►

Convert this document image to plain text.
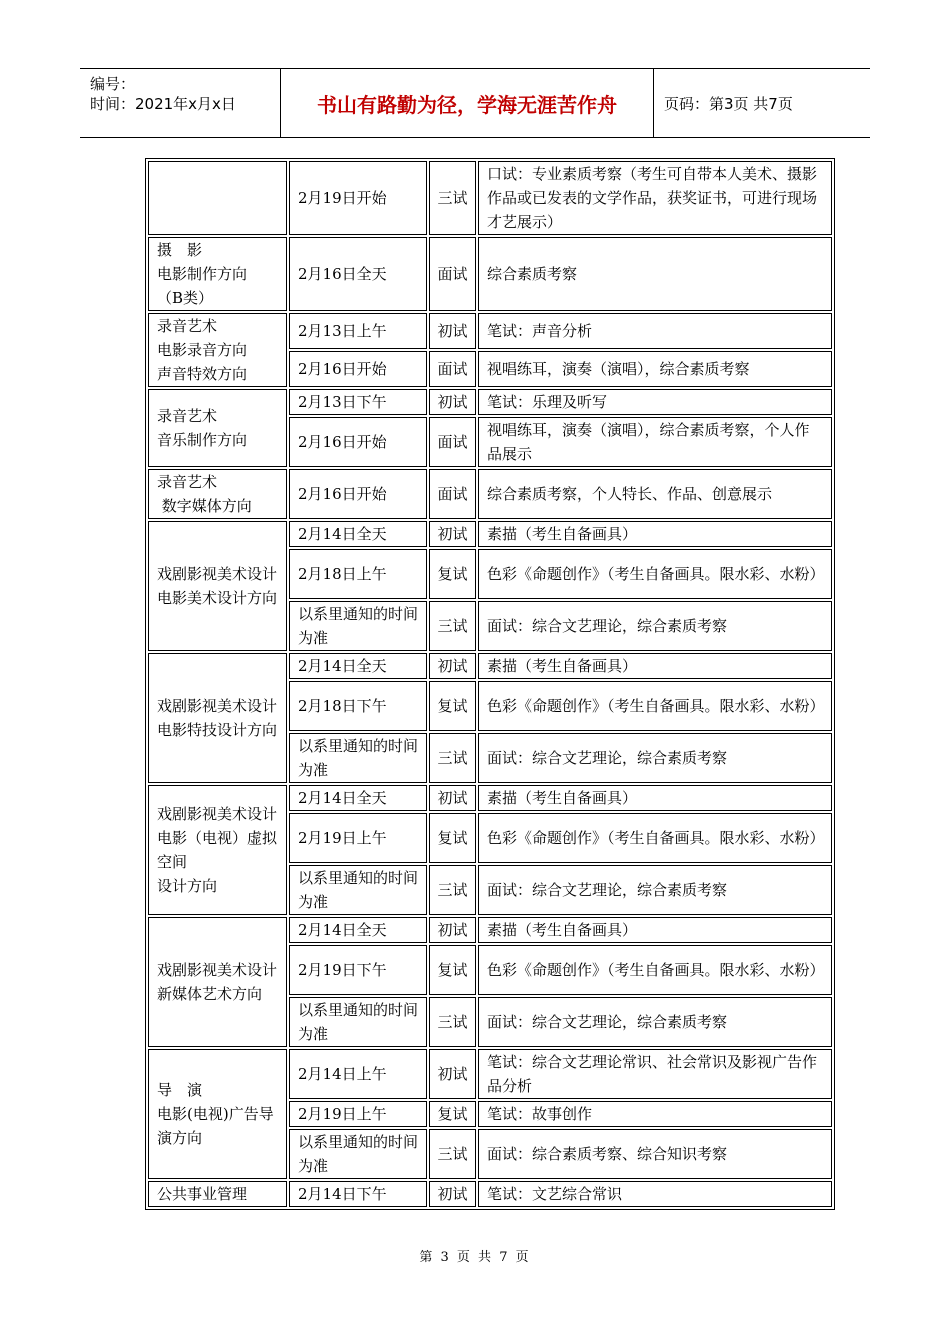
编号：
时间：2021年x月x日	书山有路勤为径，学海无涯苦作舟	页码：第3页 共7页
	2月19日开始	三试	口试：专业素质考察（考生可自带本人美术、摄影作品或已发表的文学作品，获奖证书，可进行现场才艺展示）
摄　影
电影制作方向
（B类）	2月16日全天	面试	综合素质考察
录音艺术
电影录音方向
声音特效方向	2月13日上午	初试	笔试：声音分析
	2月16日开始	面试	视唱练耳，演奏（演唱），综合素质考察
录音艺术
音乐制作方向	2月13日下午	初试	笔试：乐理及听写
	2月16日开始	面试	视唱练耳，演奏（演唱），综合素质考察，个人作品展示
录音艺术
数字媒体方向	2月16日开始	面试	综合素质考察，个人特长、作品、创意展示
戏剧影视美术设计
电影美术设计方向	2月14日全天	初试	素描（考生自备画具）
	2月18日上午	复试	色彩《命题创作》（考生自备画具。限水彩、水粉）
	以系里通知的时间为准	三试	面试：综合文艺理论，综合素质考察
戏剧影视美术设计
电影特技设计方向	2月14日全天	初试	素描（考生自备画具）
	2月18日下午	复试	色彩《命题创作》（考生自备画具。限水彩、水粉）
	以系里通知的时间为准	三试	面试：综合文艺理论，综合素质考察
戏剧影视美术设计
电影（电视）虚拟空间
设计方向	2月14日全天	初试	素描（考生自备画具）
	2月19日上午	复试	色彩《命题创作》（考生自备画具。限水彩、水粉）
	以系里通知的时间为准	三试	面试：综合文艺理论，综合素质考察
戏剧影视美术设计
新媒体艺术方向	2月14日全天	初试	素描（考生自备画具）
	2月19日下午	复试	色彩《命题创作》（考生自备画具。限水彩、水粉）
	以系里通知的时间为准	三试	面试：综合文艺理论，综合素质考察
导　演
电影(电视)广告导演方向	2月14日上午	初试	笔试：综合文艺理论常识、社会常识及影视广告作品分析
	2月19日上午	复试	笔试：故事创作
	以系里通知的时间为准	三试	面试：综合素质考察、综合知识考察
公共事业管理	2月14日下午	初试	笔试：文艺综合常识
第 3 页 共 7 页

◄

Stated exercise
Reproduce each line exactly, please, except for any pictures.

Answer for the task
Convert this document image to plain text.
编号：
时间：2021年x月x日	书山有路勤为径，学海无涯苦作舟	页码：第3页 共7页
	2月19日开始	三试	口试：专业素质考察（考生可自带本人美术、摄影作品或已发表的文学作品，获奖证书，可进行现场才艺展示）
摄　影
电影制作方向
（B类）	2月16日全天	面试	综合素质考察
录音艺术
电影录音方向
声音特效方向	2月13日上午	初试	笔试：声音分析
	2月16日开始	面试	视唱练耳，演奏（演唱），综合素质考察
录音艺术
音乐制作方向	2月13日下午	初试	笔试：乐理及听写
	2月16日开始	面试	视唱练耳，演奏（演唱），综合素质考察，个人作品展示
录音艺术
数字媒体方向	2月16日开始	面试	综合素质考察，个人特长、作品、创意展示
戏剧影视美术设计
电影美术设计方向	2月14日全天	初试	素描（考生自备画具）
	2月18日上午	复试	色彩《命题创作》（考生自备画具。限水彩、水粉）
	以系里通知的时间为准	三试	面试：综合文艺理论，综合素质考察
戏剧影视美术设计
电影特技设计方向	2月14日全天	初试	素描（考生自备画具）
	2月18日下午	复试	色彩《命题创作》（考生自备画具。限水彩、水粉）
	以系里通知的时间为准	三试	面试：综合文艺理论，综合素质考察
戏剧影视美术设计
电影（电视）虚拟空间
设计方向	2月14日全天	初试	素描（考生自备画具）
	2月19日上午	复试	色彩《命题创作》（考生自备画具。限水彩、水粉）
	以系里通知的时间为准	三试	面试：综合文艺理论，综合素质考察
戏剧影视美术设计
新媒体艺术方向	2月14日全天	初试	素描（考生自备画具）
	2月19日下午	复试	色彩《命题创作》（考生自备画具。限水彩、水粉）
	以系里通知的时间为准	三试	面试：综合文艺理论，综合素质考察
导　演
电影(电视)广告导演方向	2月14日上午	初试	笔试：综合文艺理论常识、社会常识及影视广告作品分析
	2月19日上午	复试	笔试：故事创作
	以系里通知的时间为准	三试	面试：综合素质考察、综合知识考察
公共事业管理	2月14日下午	初试	笔试：文艺综合常识
第 3 页 共 7 页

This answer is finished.